Text provided: Begin

The media run rampant with stories of cracked computer files and corporate espio-nage. So why do people think nothing of leaving electronic versions of sensitive documents on a hard disk drive, readily accessible to anyone who sits down at the computer and types a few commands?
There is a simple, low-cost method to keep your sensitive computer documents confidential. Store them on floppy disks instead of on your hard disk. Then treat those floppies as you would confidential paper documents -- lock them up when you aren't using them. The disadvantages of floppies -- slower operation and lower capacity than hard disks -- are a small price to pay for security and privacy.
After you've moved the sensitive files from your hard disk to the floppies, you should erase them from the hard disk. Simply deleting files doesn't actually remove the data from a hard disk. The information is still there; only a directory entry is changed. To actually erase the data, you need to use a utility program such as PC Tools Deluxe from Central Point Software Inc. for the IBM PC and clones; MacTools Deluxe, also from Central Point; or Symantec Corp.'s SUM II for the Macintosh.

Text provided: End
Data supplied: Begin

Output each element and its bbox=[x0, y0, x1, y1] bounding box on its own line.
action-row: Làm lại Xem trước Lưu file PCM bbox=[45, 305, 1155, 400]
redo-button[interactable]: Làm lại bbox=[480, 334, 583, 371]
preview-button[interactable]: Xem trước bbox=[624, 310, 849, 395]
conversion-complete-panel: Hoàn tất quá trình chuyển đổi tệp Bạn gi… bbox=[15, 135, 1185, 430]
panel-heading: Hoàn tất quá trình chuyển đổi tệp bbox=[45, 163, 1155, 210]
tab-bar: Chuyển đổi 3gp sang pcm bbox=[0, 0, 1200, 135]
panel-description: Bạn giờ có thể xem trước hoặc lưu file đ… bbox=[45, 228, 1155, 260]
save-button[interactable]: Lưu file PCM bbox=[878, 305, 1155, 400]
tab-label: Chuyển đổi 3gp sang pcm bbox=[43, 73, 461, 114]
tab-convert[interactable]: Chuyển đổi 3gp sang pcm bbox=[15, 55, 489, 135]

Data supplied: End

Exercises:
a - From the text on keeping sensitive computer files private, list every utility program named for erasing data from a hard disk.
b - Pick up the text on keeping sensitive computer files private after its final sentence, and continue it.
The listing has nothing to do with the text on keeping sensitive computer files private.

Outputs for the tasks:
a - PC Tools Deluxe, MacTools Deluxe, SUM II

b -
If you don't have access to utility software, then you should change or garble the contents of your sensitive file on the hard disk after you've copied it to a floppy disk. If your program makes a backup file automatically, then you'll want to garble the backup file as well by making an additional change to the saved garbled file and saving it again. Then delete both the file and the backup file. This method isn't as good as a true erasure, but only the most determined snoopers will be able to find your documents.
If you must keep a sensitive file on a hard disk (perhaps because it is too large to fit on a floppy), then you should use an encryption program that scrambles the contents. The three utility programs mentioned above all do encryption.